*What you are asked to do*
Look through the data below. Show each line where the string "text" occurs.

◆ ◆ ◆ ◆

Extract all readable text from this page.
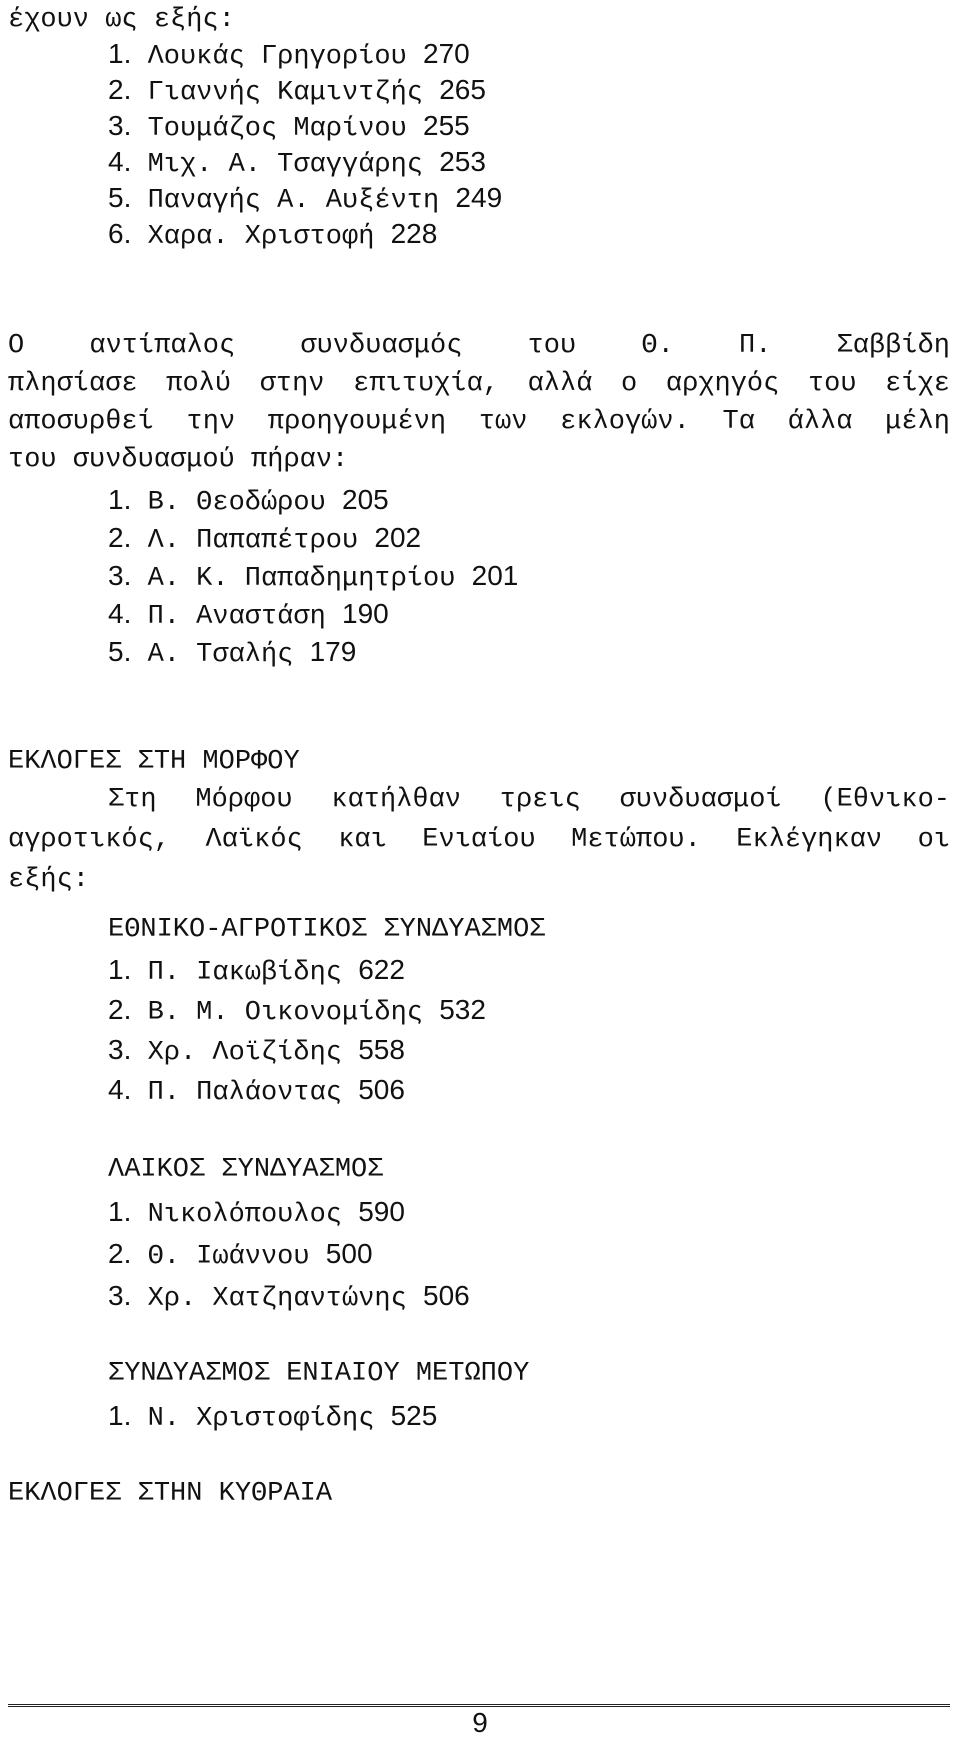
έχουν ως εξής:
1. Λουκάς Γρηγορίου 270
2. Γιαννής Καμιντζής 265
3. Τουμάζος Μαρίνου 255
4. Μιχ. Α. Τσαγγάρης 253
5. Παναγής Α. Αυξέντη 249
6. Χαρα. Χριστοφή 228
Ο αντίπαλος συνδυασμός του Θ. Π. Σαββίδη
πλησίασε πολύ στην επιτυχία, αλλά ο αρχηγός του είχε
αποσυρθεί την προηγουμένη των εκλογών. Τα άλλα μέλη
του συνδυασμού πήραν:
1. Β. Θεοδώρου 205
2. Λ. Παπαπέτρου 202
3. Α. Κ. Παπαδημητρίου 201
4. Π. Αναστάση 190
5. Α. Τσαλής 179
ΕΚΛΟΓΕΣ ΣΤΗ ΜΟΡΦΟΥ
Στη Μόρφου κατήλθαν τρεις συνδυασμοί (Εθνικο-
αγροτικός, Λαϊκός και Ενιαίου Μετώπου. Εκλέγηκαν οι
εξής:
ΕΘΝΙΚΟ-ΑΓΡΟΤΙΚΟΣ ΣΥΝΔΥΑΣΜΟΣ
1. Π. Ιακωβίδης 622
2. Β. Μ. Οικονομίδης 532
3. Χρ. Λοϊζίδης 558
4. Π. Παλάοντας 506
ΛΑΙΚΟΣ ΣΥΝΔΥΑΣΜΟΣ
1. Νικολόπουλος 590
2. Θ. Ιωάννου 500
3. Χρ. Χατζηαντώνης 506
ΣΥΝΔΥΑΣΜΟΣ ΕΝΙΑΙΟΥ ΜΕΤΩΠΟΥ
1. Ν. Χριστοφίδης 525
ΕΚΛΟΓΕΣ ΣΤΗΝ ΚΥΘΡΑΙΑ
9
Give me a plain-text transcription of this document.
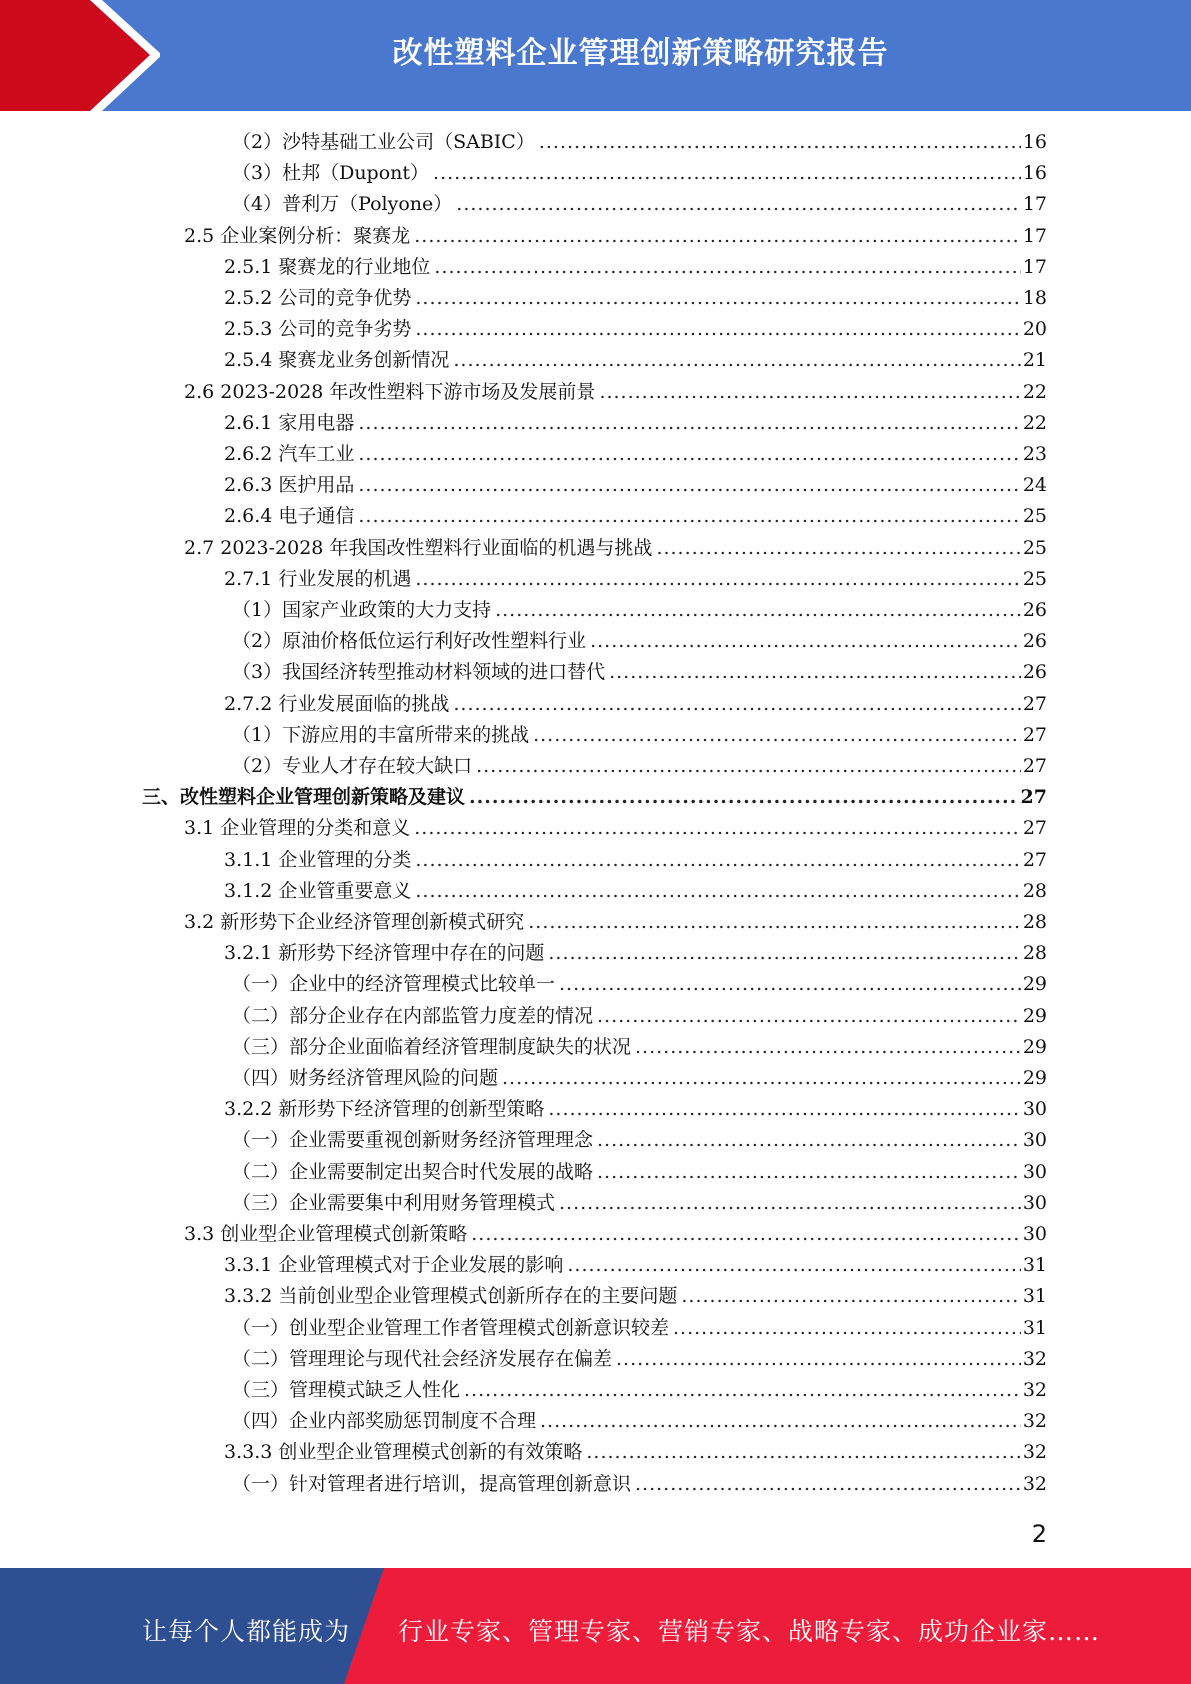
改性塑料企业管理创新策略研究报告
（2）沙特基础工业公司（SABIC） .....	16
（3）杜邦（Dupont） .....	16
（4）普利万（Polyone） .....	17
2.5 企业案例分析：聚赛龙 .....	17
2.5.1 聚赛龙的行业地位 .....	17
2.5.2 公司的竞争优势 .....	18
2.5.3 公司的竞争劣势 .....	20
2.5.4 聚赛龙业务创新情况 .....	21
2.6 2023-2028 年改性塑料下游市场及发展前景 .....	22
2.6.1 家用电器 .....	22
2.6.2 汽车工业 .....	23
2.6.3 医护用品 .....	24
2.6.4 电子通信 .....	25
2.7 2023-2028 年我国改性塑料行业面临的机遇与挑战 .....	25
2.7.1 行业发展的机遇 .....	25
（1）国家产业政策的大力支持 .....	26
（2）原油价格低位运行利好改性塑料行业 .....	26
（3）我国经济转型推动材料领域的进口替代 .....	26
2.7.2 行业发展面临的挑战 .....	27
（1）下游应用的丰富所带来的挑战 .....	27
（2）专业人才存在较大缺口 .....	27
三、改性塑料企业管理创新策略及建议 .....	27
3.1 企业管理的分类和意义 .....	27
3.1.1 企业管理的分类 .....	27
3.1.2 企业管重要意义 .....	28
3.2 新形势下企业经济管理创新模式研究 .....	28
3.2.1 新形势下经济管理中存在的问题 .....	28
（一）企业中的经济管理模式比较单一 .....	29
（二）部分企业存在内部监管力度差的情况 .....	29
（三）部分企业面临着经济管理制度缺失的状况 .....	29
（四）财务经济管理风险的问题 .....	29
3.2.2 新形势下经济管理的创新型策略 .....	30
（一）企业需要重视创新财务经济管理理念 .....	30
（二）企业需要制定出契合时代发展的战略 .....	30
（三）企业需要集中利用财务管理模式 .....	30
3.3 创业型企业管理模式创新策略 .....	30
3.3.1 企业管理模式对于企业发展的影响 .....	31
3.3.2 当前创业型企业管理模式创新所存在的主要问题 .....	31
（一）创业型企业管理工作者管理模式创新意识较差 .....	31
（二）管理理论与现代社会经济发展存在偏差 .....	32
（三）管理模式缺乏人性化 .....	32
（四）企业内部奖励惩罚制度不合理 .....	32
3.3.3 创业型企业管理模式创新的有效策略 .....	32
（一）针对管理者进行培训，提高管理创新意识 .....	32
2
让每个人都能成为 行业专家、管理专家、营销专家、战略专家、成功企业家……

◆ ◆ ◆ ◆

*The response*
Extract all readable text from this page.
Give me a plain-text transcription of this document.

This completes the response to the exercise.